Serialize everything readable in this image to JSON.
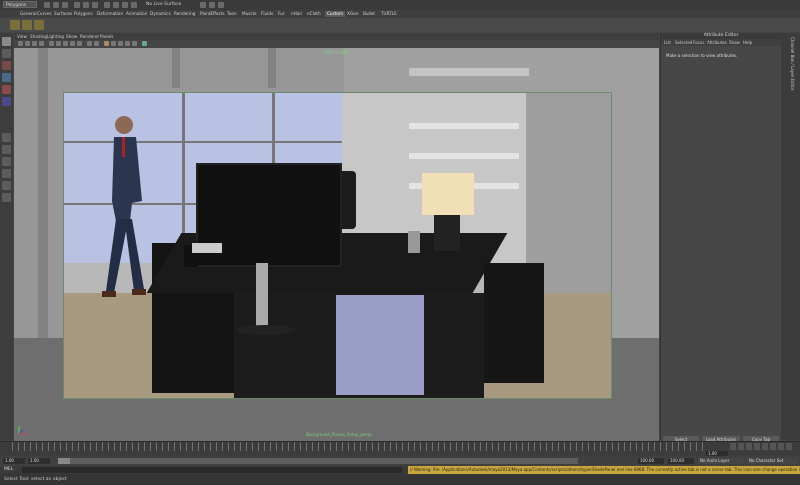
{
  "status_bar": {
    "mode": "Polygons",
    "live_surface": "No Live Surface"
  },
  "shelf_tabs": [
    "General",
    "Curves",
    "Surfaces",
    "Polygons",
    "Deformation",
    "Animation",
    "Dynamics",
    "Rendering",
    "PaintEffects",
    "Toon",
    "Muscle",
    "Fluids",
    "Fur",
    "nHair",
    "nCloth",
    "Custom",
    "XGen",
    "Bullet",
    "TURTLE"
  ],
  "active_shelf_tab": "Custom",
  "panel_menu": [
    "View",
    "Shading",
    "Lighting",
    "Show",
    "Renderer",
    "Panels"
  ],
  "viewport": {
    "top_label": "1024 x 1080",
    "bottom_label": "Background_Planes_Setup_persp"
  },
  "attribute_editor": {
    "title": "Attribute Editor",
    "menu": [
      "List",
      "Selected",
      "Focus",
      "Attributes",
      "Show",
      "Help"
    ],
    "message": "Make a selection to view attributes.",
    "buttons": [
      "Select",
      "Load Attributes",
      "Copy Tab"
    ]
  },
  "side_tabs": [
    "Channel Box / Layer Editor"
  ],
  "time_slider": {
    "current_frame": "1.00"
  },
  "range_slider": {
    "start": "1.00",
    "inner_start": "1.00",
    "inner_end": "100.00",
    "end": "100.00",
    "anim_layer": "No Anim Layer",
    "char_set": "No Character Set"
  },
  "warning": "// Warning: file: /Applications/Autodesk/maya2013/Maya.app/Contents/scripts/others/hyperShadePanel.mel line 6868: The currently active tab is not a scene tab. This icon-size change operation is not implemented for this tab.",
  "command_line": {
    "label": "MEL"
  },
  "help_line": "Select Tool: select an object"
}
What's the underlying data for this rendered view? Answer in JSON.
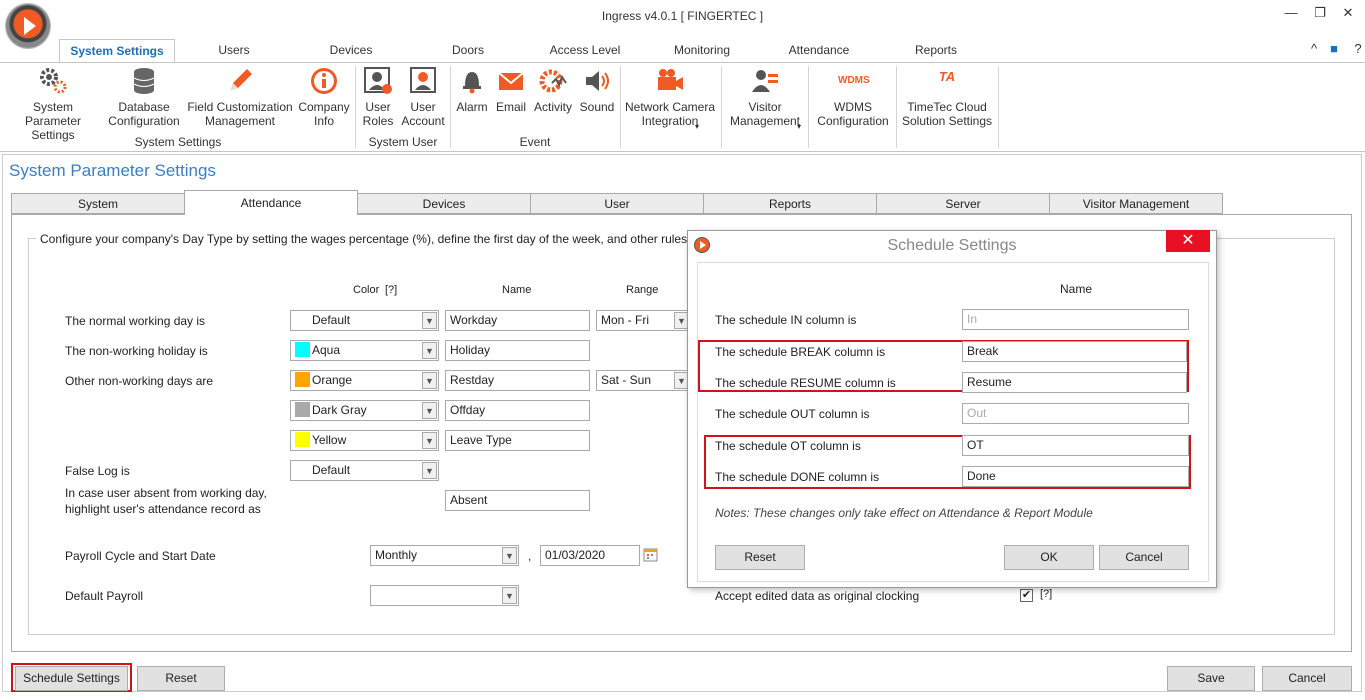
{
  "window": {
    "title": "Ingress v4.0.1 [ FINGERTEC ]",
    "minimize": "—",
    "restore": "❐",
    "close": "✕",
    "help_up": "^",
    "office_icon": "■",
    "help": "?"
  },
  "ribbon_tabs": [
    "System Settings",
    "Users",
    "Devices",
    "Doors",
    "Access Level",
    "Monitoring",
    "Attendance",
    "Reports"
  ],
  "ribbon_buttons": {
    "system_parameter": "System Parameter\nSettings",
    "database_config": "Database\nConfiguration",
    "field_customization": "Field Customization\nManagement",
    "company_info": "Company\nInfo",
    "user_roles": "User\nRoles",
    "user_account": "User\nAccount",
    "alarm": "Alarm",
    "email": "Email",
    "activity": "Activity",
    "sound": "Sound",
    "network_camera": "Network Camera\nIntegration",
    "visitor_mgmt": "Visitor\nManagement",
    "wdms": "WDMS\nConfiguration",
    "timetec": "TimeTec Cloud\nSolution Settings",
    "wdms_logo": "WDMS",
    "ta_logo": "TA"
  },
  "ribbon_groups": {
    "system_settings": "System Settings",
    "system_user": "System User",
    "event": "Event"
  },
  "page": {
    "title": "System Parameter Settings",
    "tabs": [
      "System",
      "Attendance",
      "Devices",
      "User",
      "Reports",
      "Server",
      "Visitor Management"
    ],
    "caption": "Configure your company's Day Type by setting the wages percentage (%), define the first day of the week, and other rules."
  },
  "columns": {
    "color": "Color",
    "color_help": "[?]",
    "name": "Name",
    "range": "Range"
  },
  "rows": {
    "normal_label": "The normal working day is",
    "holiday_label": "The non-working holiday is",
    "other_label": "Other non-working days are",
    "falselog_label": "False Log is",
    "absent_label_1": "In case user absent from working day,",
    "absent_label_2": "highlight user's attendance record as",
    "payroll_cycle_label": "Payroll Cycle and Start Date",
    "default_payroll_label": "Default Payroll"
  },
  "colors": {
    "normal": "Default",
    "holiday": "Aqua",
    "other1": "Orange",
    "other2": "Dark Gray",
    "other3": "Yellow",
    "falselog": "Default"
  },
  "swatches": {
    "aqua": "#00ffff",
    "orange": "#ffa500",
    "darkgray": "#a9a9a9",
    "yellow": "#ffff00"
  },
  "names": {
    "normal": "Workday",
    "holiday": "Holiday",
    "other1": "Restday",
    "other2": "Offday",
    "other3": "Leave Type",
    "absent": "Absent"
  },
  "ranges": {
    "normal": "Mon - Fri",
    "other": "Sat - Sun"
  },
  "payroll": {
    "cycle": "Monthly",
    "comma": ",",
    "start_date": "01/03/2020",
    "default": ""
  },
  "accept_edited": {
    "label": "Accept edited data as original clocking",
    "help": "[?]"
  },
  "buttons": {
    "schedule_settings": "Schedule Settings",
    "reset": "Reset",
    "save": "Save",
    "cancel": "Cancel"
  },
  "dialog": {
    "title": "Schedule Settings",
    "close": "✕",
    "name_header": "Name",
    "in_label": "The schedule IN column is",
    "in_value": "In",
    "break_label": "The schedule BREAK column is",
    "break_value": "Break",
    "resume_label": "The schedule RESUME column is",
    "resume_value": "Resume",
    "out_label": "The schedule OUT column is",
    "out_value": "Out",
    "ot_label": "The schedule OT column is",
    "ot_value": "OT",
    "done_label": "The schedule DONE column is",
    "done_value": "Done",
    "notes": "Notes: These changes only take effect on Attendance & Report Module",
    "reset": "Reset",
    "ok": "OK",
    "cancel": "Cancel"
  },
  "accent": {
    "blue": "#1e6fb8",
    "title_blue": "#3a7fc4",
    "red": "#d0121b",
    "orange_icon": "#f15a24"
  }
}
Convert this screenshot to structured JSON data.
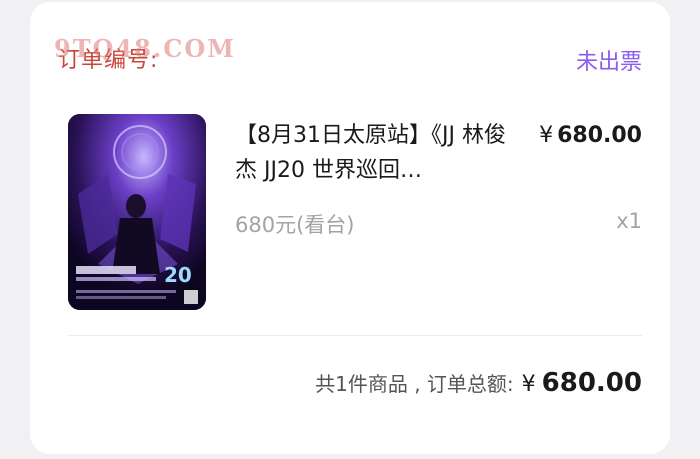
{
  "order": {
    "number_label": "订单编号:",
    "watermark": "9TQ48.COM",
    "status": "未出票"
  },
  "item": {
    "title": "【8月31日太原站】《JJ 林俊杰 JJ20 世界巡回…",
    "price_symbol": "¥",
    "price": "680.00",
    "spec": "680元(看台)",
    "quantity": "x1"
  },
  "summary": {
    "label": "共1件商品 , 订单总额:",
    "total_symbol": "¥",
    "total": "680.00"
  },
  "colors": {
    "status": "#8a5cf0",
    "muted": "#a3a3a3",
    "text": "#1a1a1a"
  }
}
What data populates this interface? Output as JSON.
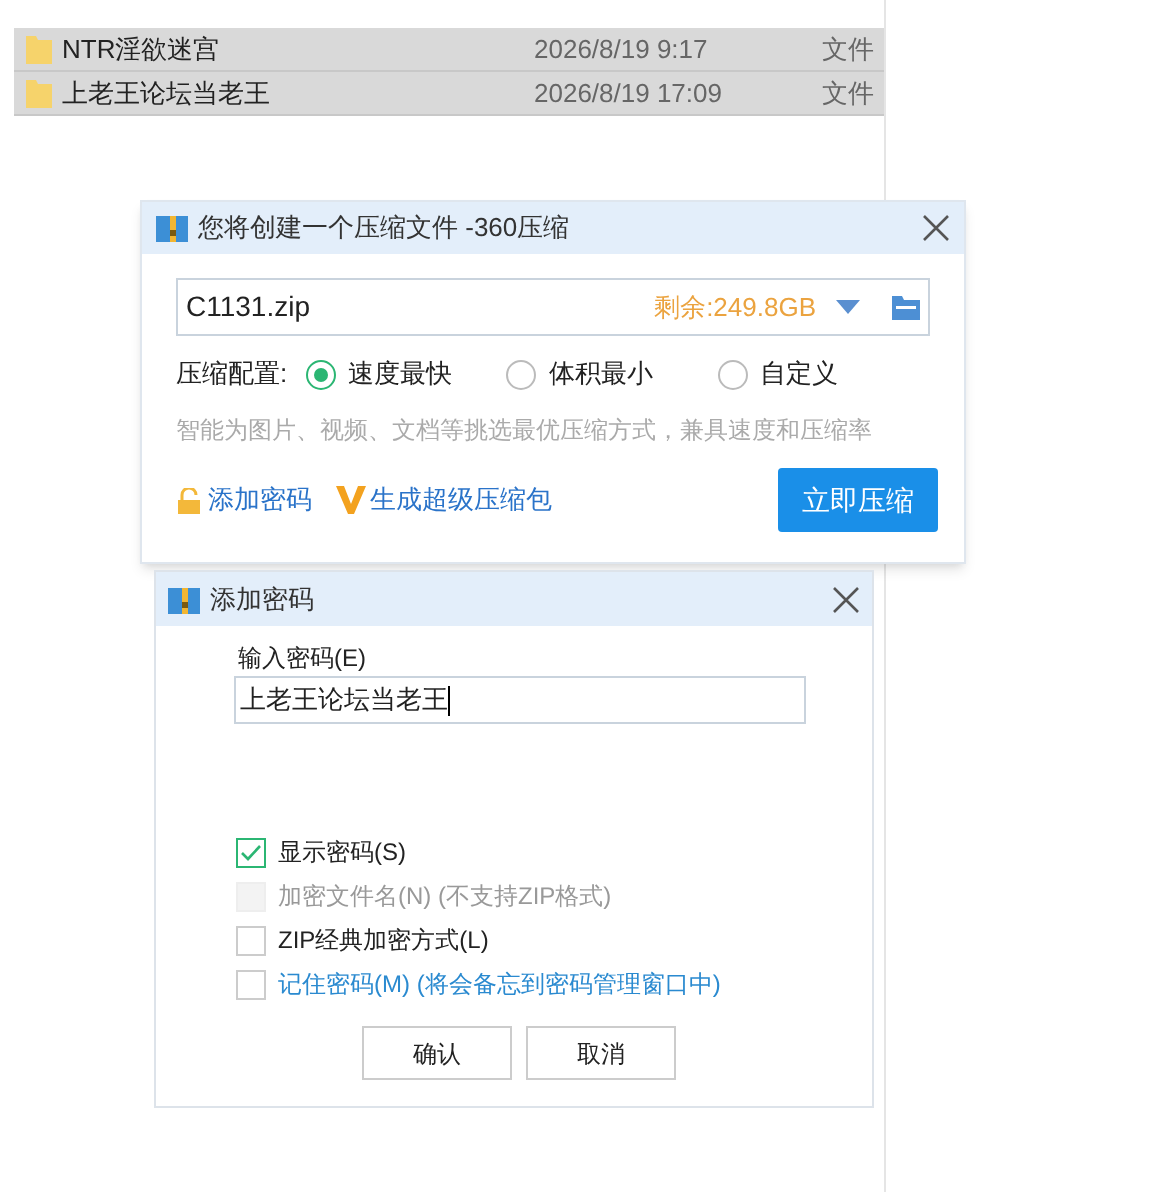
{
  "files": [
    {
      "name": "NTR淫欲迷宫",
      "modified": "2026/8/19 9:17",
      "type": "文件",
      "selected": true
    },
    {
      "name": "上老王论坛当老王",
      "modified": "2026/8/19 17:09",
      "type": "文件",
      "selected": true
    }
  ],
  "compress_dialog": {
    "title": "您将创建一个压缩文件 -360压缩",
    "filename": "C1131.zip",
    "free_space": "剩余:249.8GB",
    "config_label": "压缩配置:",
    "options": [
      {
        "label": "速度最快",
        "selected": true
      },
      {
        "label": "体积最小",
        "selected": false
      },
      {
        "label": "自定义",
        "selected": false
      }
    ],
    "hint": "智能为图片、视频、文档等挑选最优压缩方式，兼具速度和压缩率",
    "add_password": "添加密码",
    "super_package": "生成超级压缩包",
    "compress_button": "立即压缩"
  },
  "password_dialog": {
    "title": "添加密码",
    "field_label": "输入密码(E)",
    "password": "上老王论坛当老王",
    "checkboxes": [
      {
        "label": "显示密码(S)",
        "checked": true,
        "disabled": false,
        "kind": "plain"
      },
      {
        "label": "加密文件名(N) (不支持ZIP格式)",
        "checked": false,
        "disabled": true,
        "kind": "plain"
      },
      {
        "label": "ZIP经典加密方式(L)",
        "checked": false,
        "disabled": false,
        "kind": "plain"
      },
      {
        "label": "记住密码(M) (将会备忘到密码管理窗口中)",
        "checked": false,
        "disabled": false,
        "kind": "link"
      }
    ],
    "buttons": [
      "确认",
      "取消"
    ]
  }
}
--------------------------------
Instructions to follow:
Whichever lines contain the string "JSON", select and copy them.

Task response:
Serialize everything readable in this image to JSON.
What's the underlying data for this rendered view? Answer in JSON.
Convert this screenshot to structured JSON data.
What data populates this interface? Output as JSON.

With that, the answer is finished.